# start of GIVEN DATA

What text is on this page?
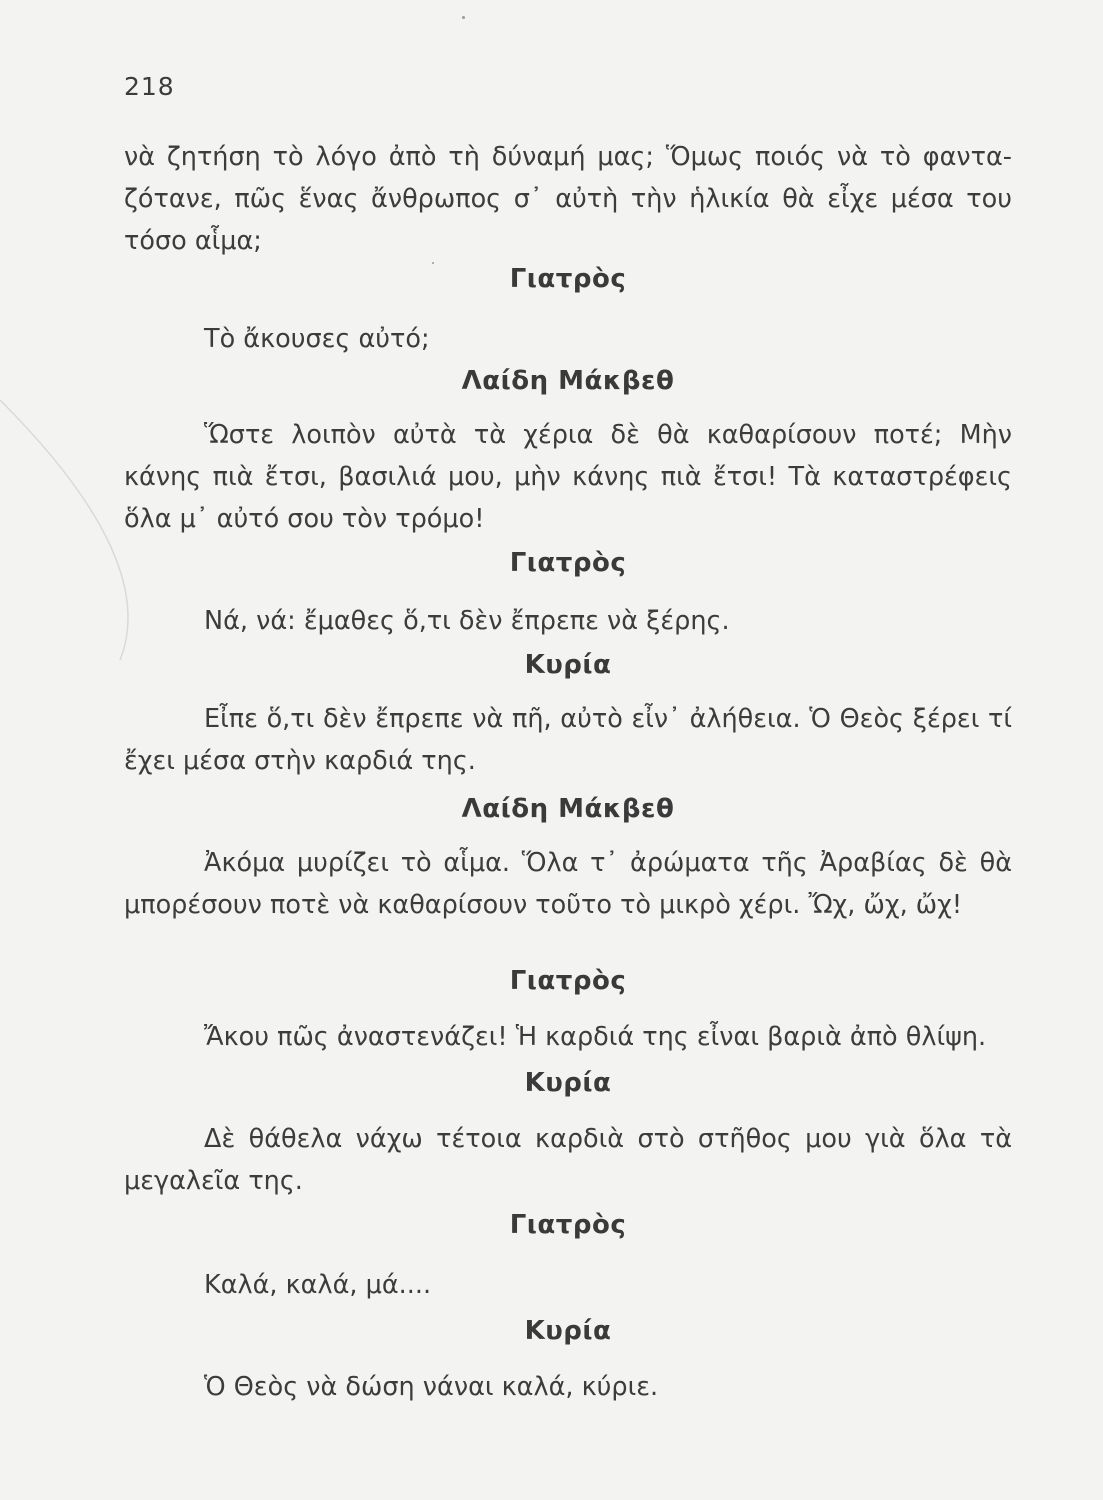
218

νὰ ζητήση τὸ λόγο ἀπὸ τὴ δύναμή μας; Ὅμως ποιός νὰ τὸ φαντα-ζότανε, πῶς ἕνας ἄνθρωπος σ᾽ αὐτὴ τὴν ἡλικία θὰ εἶχε μέσα του τόσο αἷμα;

Γιατρὸς

Τὸ ἄκουσες αὐτό;

Λαίδη Μάκβεθ

Ὥστε λοιπὸν αὐτὰ τὰ χέρια δὲ θὰ καθαρίσουν ποτέ; Μὴν κάνης πιὰ ἔτσι, βασιλιά μου, μὴν κάνης πιὰ ἔτσι! Τὰ καταστρέφεις ὅλα μ᾽ αὐτό σου τὸν τρόμο!

Γιατρὸς

Νά, νά: ἔμαθες ὅ,τι δὲν ἔπρεπε νὰ ξέρης.

Κυρία

Εἶπε ὅ,τι δὲν ἔπρεπε νὰ πῆ, αὐτὸ εἶν᾽ ἀλήθεια. Ὁ Θεὸς ξέρει τί ἔχει μέσα στὴν καρδιά της.

Λαίδη Μάκβεθ

Ἀκόμα μυρίζει τὸ αἷμα. Ὅλα τ᾽ ἀρώματα τῆς Ἀραβίας δὲ θὰ μπορέσουν ποτὲ νὰ καθαρίσουν τοῦτο τὸ μικρὸ χέρι. Ὤχ, ὤχ, ὤχ!

Γιατρὸς

Ἄκου πῶς ἀναστενάζει! Ἡ καρδιά της εἶναι βαριὰ ἀπὸ θλίψη.

Κυρία

Δὲ θάθελα νάχω τέτοια καρδιὰ στὸ στῆθος μου γιὰ ὅλα τὰ μεγαλεῖα της.

Γιατρὸς

Καλά, καλά, μά....

Κυρία

Ὁ Θεὸς νὰ δώση νάναι καλά, κύριε.
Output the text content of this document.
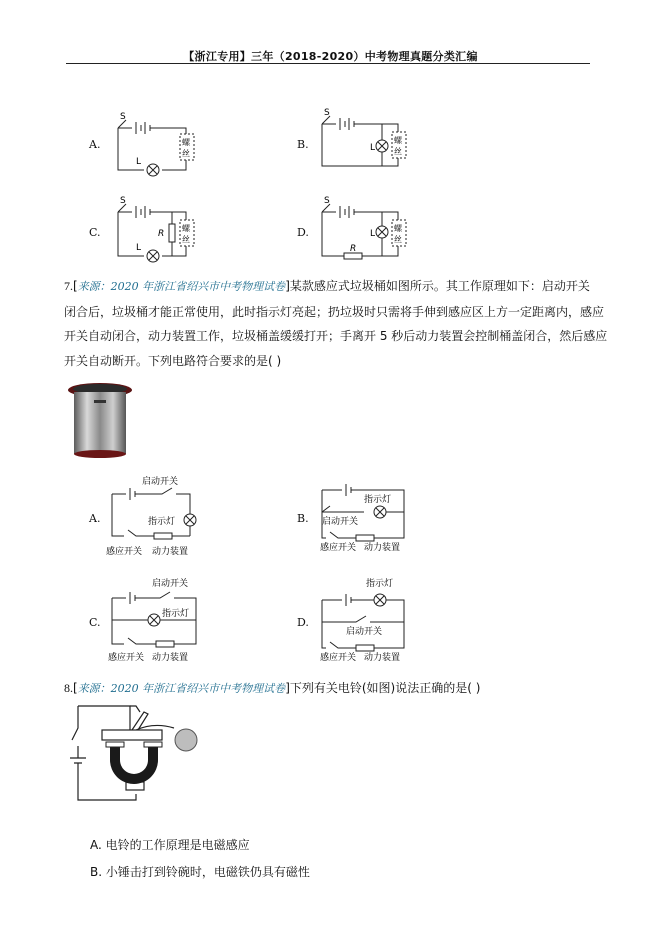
【浙江专用】三年（2018-2020）中考物理真题分类汇编
A.
S
L
螺
丝
B.
S
L
螺
丝
C.
S
L
R
螺
丝
D.
S
L
R
螺
丝
7.[来源：2020 年浙江省绍兴市中考物理试卷]某款感应式垃圾桶如图所示。其工作原理如下：启动开关
闭合后，垃圾桶才能正常使用，此时指示灯亮起；扔垃圾时只需将手伸到感应区上方一定距离内，感应
开关自动闭合，动力装置工作，垃圾桶盖缓缓打开；手离开 5 秒后动力装置会控制桶盖闭合，然后感应
开关自动断开。下列电路符合要求的是( )
A.
启动开关
指示灯
感应开关 动力装置
B.
指示灯
启动开关
感应开关 动力装置
C.
启动开关
指示灯
感应开关 动力装置
D.
指示灯
启动开关
感应开关 动力装置
8.[来源：2020 年浙江省绍兴市中考物理试卷]下列有关电铃(如图)说法正确的是( )
A. 电铃的工作原理是电磁感应
B. 小锤击打到铃碗时，电磁铁仍具有磁性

# end of GIVEN DATA

DIRECTIVE: Could you repeat all of the material exactly? Pictures should not be copied.

FULL ANSWER:
What text is on this page?
218

νὰ ζητήση τὸ λόγο ἀπὸ τὴ δύναμή μας; Ὅμως ποιός νὰ τὸ φαντα-ζότανε, πῶς ἕνας ἄνθρωπος σ᾽ αὐτὴ τὴν ἡλικία θὰ εἶχε μέσα του τόσο αἷμα;

Γιατρὸς

Τὸ ἄκουσες αὐτό;

Λαίδη Μάκβεθ

Ὥστε λοιπὸν αὐτὰ τὰ χέρια δὲ θὰ καθαρίσουν ποτέ; Μὴν κάνης πιὰ ἔτσι, βασιλιά μου, μὴν κάνης πιὰ ἔτσι! Τὰ καταστρέφεις ὅλα μ᾽ αὐτό σου τὸν τρόμο!

Γιατρὸς

Νά, νά: ἔμαθες ὅ,τι δὲν ἔπρεπε νὰ ξέρης.

Κυρία

Εἶπε ὅ,τι δὲν ἔπρεπε νὰ πῆ, αὐτὸ εἶν᾽ ἀλήθεια. Ὁ Θεὸς ξέρει τί ἔχει μέσα στὴν καρδιά της.

Λαίδη Μάκβεθ

Ἀκόμα μυρίζει τὸ αἷμα. Ὅλα τ᾽ ἀρώματα τῆς Ἀραβίας δὲ θὰ μπορέσουν ποτὲ νὰ καθαρίσουν τοῦτο τὸ μικρὸ χέρι. Ὤχ, ὤχ, ὤχ!

Γιατρὸς

Ἄκου πῶς ἀναστενάζει! Ἡ καρδιά της εἶναι βαριὰ ἀπὸ θλίψη.

Κυρία

Δὲ θάθελα νάχω τέτοια καρδιὰ στὸ στῆθος μου γιὰ ὅλα τὰ μεγαλεῖα της.

Γιατρὸς

Καλά, καλά, μά....

Κυρία

Ὁ Θεὸς νὰ δώση νάναι καλά, κύριε.
Output the text content of this document.
【浙江专用】三年（2018-2020）中考物理真题分类汇编
A.
S
L
螺
丝
B.
S
L
螺
丝
C.
S
L
R
螺
丝
D.
S
L
R
螺
丝
7.[来源：2020 年浙江省绍兴市中考物理试卷]某款感应式垃圾桶如图所示。其工作原理如下：启动开关
闭合后，垃圾桶才能正常使用，此时指示灯亮起；扔垃圾时只需将手伸到感应区上方一定距离内，感应
开关自动闭合，动力装置工作，垃圾桶盖缓缓打开；手离开 5 秒后动力装置会控制桶盖闭合，然后感应
开关自动断开。下列电路符合要求的是( )
A.
启动开关
指示灯
感应开关 动力装置
B.
指示灯
启动开关
感应开关 动力装置
C.
启动开关
指示灯
感应开关 动力装置
D.
指示灯
启动开关
感应开关 动力装置
8.[来源：2020 年浙江省绍兴市中考物理试卷]下列有关电铃(如图)说法正确的是( )
A. 电铃的工作原理是电磁感应
B. 小锤击打到铃碗时，电磁铁仍具有磁性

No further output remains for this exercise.